▸ **WHAT NEEDS TO BE DONE**
Keep only the lines of the data below that contain "JSON", and copy them.

▸ **Raw records**
- - - - - - -
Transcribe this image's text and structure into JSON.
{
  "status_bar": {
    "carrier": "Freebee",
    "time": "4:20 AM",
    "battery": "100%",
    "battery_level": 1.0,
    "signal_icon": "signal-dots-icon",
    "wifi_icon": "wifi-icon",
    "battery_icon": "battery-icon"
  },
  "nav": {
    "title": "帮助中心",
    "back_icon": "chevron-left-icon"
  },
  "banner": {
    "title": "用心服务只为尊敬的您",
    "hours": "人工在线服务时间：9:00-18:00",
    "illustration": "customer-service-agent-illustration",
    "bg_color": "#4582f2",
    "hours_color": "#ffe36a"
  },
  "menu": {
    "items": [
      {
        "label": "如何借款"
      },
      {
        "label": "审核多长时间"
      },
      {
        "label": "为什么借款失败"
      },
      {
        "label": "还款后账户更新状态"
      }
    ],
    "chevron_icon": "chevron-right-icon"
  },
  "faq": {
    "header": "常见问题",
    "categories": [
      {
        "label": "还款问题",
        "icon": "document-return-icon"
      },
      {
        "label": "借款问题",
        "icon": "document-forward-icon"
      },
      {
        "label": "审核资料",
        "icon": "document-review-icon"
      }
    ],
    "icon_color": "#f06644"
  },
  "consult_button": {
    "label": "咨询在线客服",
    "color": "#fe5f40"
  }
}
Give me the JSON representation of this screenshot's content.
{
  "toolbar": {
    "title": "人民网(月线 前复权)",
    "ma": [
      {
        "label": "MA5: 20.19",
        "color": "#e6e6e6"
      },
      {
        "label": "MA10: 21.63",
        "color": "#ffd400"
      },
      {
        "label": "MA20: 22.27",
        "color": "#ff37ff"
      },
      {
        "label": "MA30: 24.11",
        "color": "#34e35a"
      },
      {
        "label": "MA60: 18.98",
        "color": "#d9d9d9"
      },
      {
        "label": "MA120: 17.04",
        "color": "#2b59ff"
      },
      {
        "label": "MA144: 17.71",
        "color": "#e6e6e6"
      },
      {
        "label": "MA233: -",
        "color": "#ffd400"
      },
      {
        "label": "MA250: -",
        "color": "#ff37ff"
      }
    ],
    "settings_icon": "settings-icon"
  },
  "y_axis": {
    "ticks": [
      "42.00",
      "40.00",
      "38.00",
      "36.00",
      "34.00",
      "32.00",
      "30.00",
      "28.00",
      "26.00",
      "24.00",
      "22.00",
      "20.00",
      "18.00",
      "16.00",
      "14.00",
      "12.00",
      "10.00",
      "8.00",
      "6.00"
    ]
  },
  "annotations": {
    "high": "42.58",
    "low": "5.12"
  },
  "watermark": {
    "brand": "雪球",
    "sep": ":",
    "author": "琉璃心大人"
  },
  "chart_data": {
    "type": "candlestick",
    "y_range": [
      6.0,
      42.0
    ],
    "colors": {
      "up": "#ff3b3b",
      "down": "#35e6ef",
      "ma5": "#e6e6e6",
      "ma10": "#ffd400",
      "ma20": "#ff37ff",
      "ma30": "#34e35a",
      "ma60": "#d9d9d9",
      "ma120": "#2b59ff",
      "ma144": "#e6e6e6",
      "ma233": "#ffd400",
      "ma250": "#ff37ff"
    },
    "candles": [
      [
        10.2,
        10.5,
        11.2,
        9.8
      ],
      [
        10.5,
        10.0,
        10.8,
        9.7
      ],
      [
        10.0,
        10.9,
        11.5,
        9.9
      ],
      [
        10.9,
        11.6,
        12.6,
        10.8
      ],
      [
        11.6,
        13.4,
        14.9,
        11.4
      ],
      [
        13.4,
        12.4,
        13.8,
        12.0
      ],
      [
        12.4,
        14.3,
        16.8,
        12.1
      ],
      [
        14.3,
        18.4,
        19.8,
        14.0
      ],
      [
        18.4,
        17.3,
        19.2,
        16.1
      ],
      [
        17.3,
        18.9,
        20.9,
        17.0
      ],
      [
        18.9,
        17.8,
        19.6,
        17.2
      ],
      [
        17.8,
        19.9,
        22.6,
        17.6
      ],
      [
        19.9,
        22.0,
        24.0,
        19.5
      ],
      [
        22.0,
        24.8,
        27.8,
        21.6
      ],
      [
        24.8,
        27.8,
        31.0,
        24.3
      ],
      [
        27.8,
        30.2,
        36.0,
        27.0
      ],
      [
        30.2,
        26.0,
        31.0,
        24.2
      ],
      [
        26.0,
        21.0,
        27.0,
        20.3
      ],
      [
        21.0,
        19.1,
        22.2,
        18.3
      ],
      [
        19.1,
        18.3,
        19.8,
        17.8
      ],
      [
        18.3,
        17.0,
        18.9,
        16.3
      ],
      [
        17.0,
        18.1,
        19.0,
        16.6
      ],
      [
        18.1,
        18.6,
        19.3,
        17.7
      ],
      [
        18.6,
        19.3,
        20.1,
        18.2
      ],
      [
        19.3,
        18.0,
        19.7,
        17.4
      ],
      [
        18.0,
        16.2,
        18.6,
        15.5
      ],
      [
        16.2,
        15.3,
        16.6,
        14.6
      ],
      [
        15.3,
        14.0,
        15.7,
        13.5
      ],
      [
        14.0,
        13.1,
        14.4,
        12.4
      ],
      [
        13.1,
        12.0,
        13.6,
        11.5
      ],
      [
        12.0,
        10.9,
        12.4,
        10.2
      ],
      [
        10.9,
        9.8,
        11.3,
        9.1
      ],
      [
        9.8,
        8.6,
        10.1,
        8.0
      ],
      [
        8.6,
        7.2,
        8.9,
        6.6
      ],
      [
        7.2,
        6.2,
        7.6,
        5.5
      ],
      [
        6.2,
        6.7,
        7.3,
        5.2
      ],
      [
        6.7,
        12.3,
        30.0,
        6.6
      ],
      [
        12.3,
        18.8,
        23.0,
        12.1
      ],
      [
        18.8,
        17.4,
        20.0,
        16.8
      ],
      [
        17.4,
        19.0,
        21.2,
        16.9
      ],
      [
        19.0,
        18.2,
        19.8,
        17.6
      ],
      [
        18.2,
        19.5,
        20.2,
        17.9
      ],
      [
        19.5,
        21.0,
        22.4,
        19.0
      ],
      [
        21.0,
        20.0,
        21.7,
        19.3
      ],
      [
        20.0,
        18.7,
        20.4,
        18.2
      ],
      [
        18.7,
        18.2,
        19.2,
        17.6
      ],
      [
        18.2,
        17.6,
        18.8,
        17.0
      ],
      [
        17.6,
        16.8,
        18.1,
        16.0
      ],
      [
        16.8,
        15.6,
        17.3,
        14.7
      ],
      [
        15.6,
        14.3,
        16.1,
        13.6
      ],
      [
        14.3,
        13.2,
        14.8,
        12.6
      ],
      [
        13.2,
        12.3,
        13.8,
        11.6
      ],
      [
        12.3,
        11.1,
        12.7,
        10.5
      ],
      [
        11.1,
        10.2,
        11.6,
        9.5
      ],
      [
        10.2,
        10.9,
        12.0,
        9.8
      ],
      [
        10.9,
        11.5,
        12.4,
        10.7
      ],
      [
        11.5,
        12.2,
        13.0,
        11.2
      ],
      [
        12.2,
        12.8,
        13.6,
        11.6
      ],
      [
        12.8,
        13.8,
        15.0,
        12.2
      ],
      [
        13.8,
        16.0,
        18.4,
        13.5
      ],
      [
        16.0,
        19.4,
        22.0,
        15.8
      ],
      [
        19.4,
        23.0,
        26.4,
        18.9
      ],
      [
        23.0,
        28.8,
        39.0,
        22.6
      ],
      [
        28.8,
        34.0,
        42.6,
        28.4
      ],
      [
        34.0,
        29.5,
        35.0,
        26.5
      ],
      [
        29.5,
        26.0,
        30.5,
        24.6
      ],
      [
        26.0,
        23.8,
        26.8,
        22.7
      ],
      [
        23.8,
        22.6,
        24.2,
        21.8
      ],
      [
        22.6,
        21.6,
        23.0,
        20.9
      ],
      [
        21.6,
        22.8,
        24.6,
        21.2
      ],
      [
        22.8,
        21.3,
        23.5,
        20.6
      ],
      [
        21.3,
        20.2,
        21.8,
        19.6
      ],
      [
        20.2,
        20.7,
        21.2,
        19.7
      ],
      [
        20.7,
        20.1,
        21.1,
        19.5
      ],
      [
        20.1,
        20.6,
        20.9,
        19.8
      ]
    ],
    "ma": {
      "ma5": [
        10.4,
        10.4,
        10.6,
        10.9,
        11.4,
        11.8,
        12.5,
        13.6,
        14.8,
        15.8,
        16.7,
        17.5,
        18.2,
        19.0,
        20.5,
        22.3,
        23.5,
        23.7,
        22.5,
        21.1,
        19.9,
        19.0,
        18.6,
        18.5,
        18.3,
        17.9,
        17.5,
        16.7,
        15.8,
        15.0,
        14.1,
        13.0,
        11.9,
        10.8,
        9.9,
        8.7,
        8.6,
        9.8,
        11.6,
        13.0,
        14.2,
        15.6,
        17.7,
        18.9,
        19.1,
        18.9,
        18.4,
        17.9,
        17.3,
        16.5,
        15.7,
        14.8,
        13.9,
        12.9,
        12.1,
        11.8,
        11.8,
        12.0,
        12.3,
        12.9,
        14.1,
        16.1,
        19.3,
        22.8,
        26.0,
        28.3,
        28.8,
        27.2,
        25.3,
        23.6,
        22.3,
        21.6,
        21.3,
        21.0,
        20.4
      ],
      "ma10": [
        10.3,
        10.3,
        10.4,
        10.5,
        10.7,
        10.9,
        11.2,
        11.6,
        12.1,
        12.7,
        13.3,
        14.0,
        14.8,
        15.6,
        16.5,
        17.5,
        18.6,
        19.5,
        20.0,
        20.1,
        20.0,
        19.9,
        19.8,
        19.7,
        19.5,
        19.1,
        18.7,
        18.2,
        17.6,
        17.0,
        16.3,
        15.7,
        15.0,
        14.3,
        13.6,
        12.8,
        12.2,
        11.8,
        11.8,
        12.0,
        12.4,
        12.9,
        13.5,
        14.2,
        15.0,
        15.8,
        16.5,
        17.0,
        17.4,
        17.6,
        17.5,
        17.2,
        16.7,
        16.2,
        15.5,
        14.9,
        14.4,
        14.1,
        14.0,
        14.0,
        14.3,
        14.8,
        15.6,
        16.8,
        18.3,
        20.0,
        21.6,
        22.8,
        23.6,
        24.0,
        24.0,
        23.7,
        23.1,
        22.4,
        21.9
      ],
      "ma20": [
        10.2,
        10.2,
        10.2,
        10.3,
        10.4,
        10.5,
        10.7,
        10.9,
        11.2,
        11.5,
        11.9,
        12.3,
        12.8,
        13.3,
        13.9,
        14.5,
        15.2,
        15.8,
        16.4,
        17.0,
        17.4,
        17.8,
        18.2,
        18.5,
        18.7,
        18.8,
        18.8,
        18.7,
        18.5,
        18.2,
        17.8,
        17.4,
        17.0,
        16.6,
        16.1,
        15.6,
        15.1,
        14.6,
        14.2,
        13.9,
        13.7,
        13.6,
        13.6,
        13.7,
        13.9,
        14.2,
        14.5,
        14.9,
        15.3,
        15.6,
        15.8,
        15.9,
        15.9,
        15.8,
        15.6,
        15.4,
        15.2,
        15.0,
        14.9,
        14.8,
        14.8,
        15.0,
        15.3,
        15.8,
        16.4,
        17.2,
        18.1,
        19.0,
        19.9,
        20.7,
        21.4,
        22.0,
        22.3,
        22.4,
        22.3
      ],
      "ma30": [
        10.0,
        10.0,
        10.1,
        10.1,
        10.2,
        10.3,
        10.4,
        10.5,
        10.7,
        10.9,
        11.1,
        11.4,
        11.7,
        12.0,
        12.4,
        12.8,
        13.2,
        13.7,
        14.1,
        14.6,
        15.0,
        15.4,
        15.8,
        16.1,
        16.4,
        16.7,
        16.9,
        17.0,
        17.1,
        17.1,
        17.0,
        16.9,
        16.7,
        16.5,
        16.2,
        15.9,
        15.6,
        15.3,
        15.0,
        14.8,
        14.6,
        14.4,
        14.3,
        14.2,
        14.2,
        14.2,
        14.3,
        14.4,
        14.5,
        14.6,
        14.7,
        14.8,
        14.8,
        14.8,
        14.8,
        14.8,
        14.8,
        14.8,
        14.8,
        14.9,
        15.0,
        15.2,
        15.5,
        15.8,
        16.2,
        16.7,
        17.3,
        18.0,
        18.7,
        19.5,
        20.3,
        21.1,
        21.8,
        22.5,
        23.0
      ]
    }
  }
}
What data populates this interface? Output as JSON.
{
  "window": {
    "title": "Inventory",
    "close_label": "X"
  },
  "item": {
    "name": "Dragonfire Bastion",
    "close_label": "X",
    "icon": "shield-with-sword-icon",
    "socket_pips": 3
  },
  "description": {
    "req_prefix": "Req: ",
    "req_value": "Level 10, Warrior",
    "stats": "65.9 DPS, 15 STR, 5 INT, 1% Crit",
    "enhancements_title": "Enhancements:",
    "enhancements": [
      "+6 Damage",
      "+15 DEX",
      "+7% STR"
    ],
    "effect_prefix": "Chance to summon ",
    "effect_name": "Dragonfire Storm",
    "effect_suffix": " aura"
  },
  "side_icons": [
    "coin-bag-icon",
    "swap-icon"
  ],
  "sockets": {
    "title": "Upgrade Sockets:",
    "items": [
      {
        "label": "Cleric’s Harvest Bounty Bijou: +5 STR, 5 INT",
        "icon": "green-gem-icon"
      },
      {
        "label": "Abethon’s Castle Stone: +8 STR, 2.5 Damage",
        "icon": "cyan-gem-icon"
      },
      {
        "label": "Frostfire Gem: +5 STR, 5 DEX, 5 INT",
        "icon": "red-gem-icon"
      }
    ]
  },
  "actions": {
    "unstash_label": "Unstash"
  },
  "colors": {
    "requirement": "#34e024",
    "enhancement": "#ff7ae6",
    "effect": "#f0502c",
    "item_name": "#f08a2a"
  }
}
- - - - - - -
▸ **FINISHED EXERCISE**
Transcribe this image's text and structure into JSON.
Give me the JSON representation of this screenshot's content.
What data populates this interface? Output as JSON.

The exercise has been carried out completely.